* EXERCISE GOAL
Pick out all lines of the entries that include the word "kind" and copy them.

[Start of SOURCE RECORDS]

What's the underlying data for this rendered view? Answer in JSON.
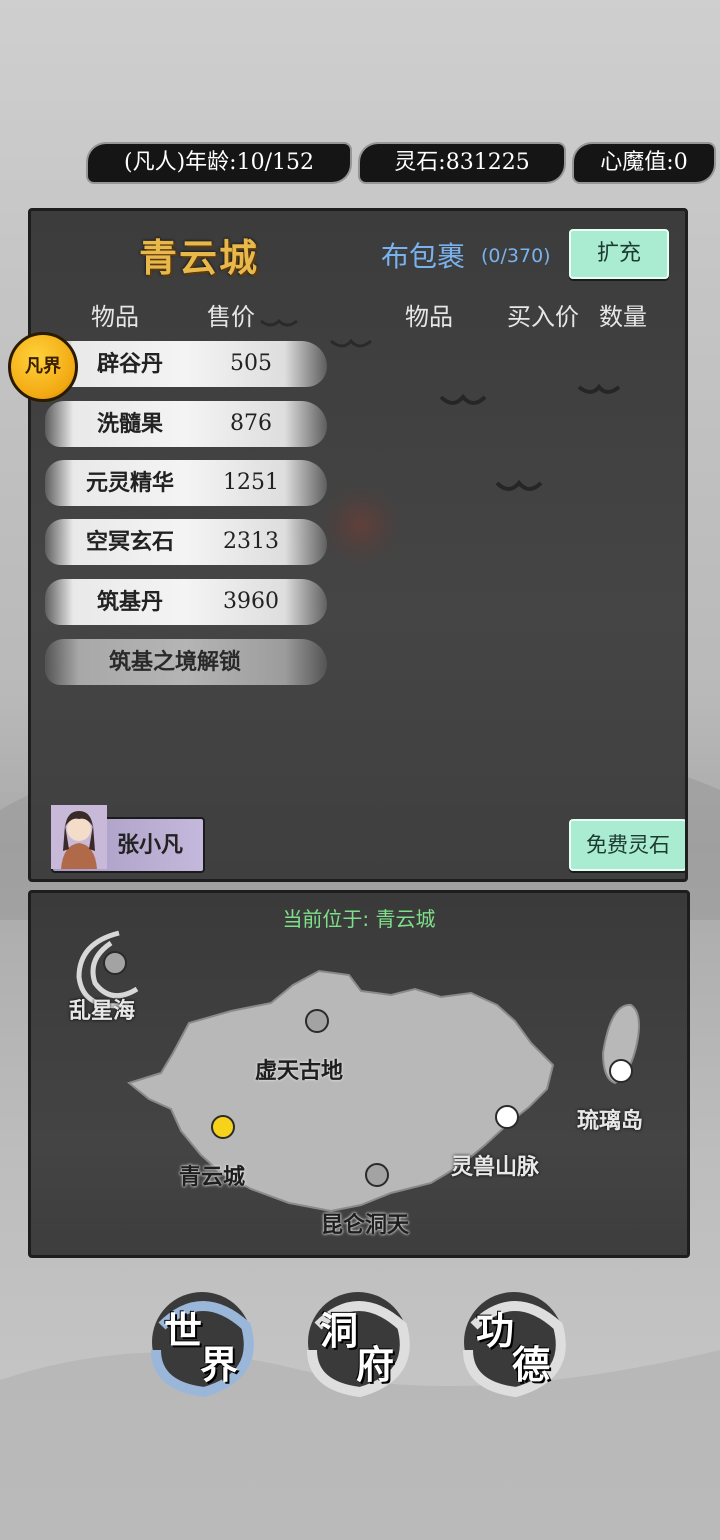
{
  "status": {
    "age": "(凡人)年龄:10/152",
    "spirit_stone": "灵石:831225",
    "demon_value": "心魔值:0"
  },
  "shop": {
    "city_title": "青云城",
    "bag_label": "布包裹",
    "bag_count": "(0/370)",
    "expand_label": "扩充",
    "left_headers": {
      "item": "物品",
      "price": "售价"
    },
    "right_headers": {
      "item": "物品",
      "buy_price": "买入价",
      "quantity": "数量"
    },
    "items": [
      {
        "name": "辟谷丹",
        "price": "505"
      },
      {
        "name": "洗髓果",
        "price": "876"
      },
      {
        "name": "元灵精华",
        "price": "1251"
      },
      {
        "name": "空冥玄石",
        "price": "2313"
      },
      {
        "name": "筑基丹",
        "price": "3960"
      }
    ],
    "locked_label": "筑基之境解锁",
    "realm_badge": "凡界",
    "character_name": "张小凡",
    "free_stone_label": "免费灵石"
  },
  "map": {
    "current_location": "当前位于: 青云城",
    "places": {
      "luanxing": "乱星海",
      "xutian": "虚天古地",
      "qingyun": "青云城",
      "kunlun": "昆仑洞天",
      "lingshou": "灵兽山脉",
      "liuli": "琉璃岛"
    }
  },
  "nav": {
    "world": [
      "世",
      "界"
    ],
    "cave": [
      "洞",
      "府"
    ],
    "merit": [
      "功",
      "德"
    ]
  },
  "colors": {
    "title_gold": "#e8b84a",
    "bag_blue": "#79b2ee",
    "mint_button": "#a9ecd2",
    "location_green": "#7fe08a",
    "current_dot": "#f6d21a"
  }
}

[End of SOURCE RECORDS]
[Start of SOURCE RECORDS]

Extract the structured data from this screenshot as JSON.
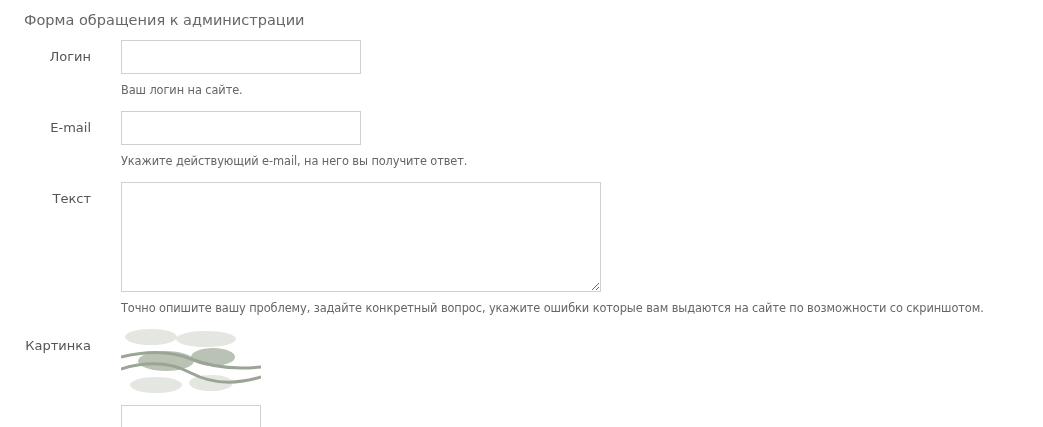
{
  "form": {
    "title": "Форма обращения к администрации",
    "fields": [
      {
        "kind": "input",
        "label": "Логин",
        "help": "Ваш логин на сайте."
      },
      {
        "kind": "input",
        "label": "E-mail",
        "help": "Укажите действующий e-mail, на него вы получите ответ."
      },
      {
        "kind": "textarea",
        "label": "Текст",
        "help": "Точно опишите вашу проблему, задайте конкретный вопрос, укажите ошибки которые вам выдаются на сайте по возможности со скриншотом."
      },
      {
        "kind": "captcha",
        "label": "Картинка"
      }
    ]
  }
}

[End of SOURCE RECORDS]

* EXERCISE OUTPUT
        "kind": "input",
        "kind": "input",
        "kind": "textarea",
        "kind": "captcha",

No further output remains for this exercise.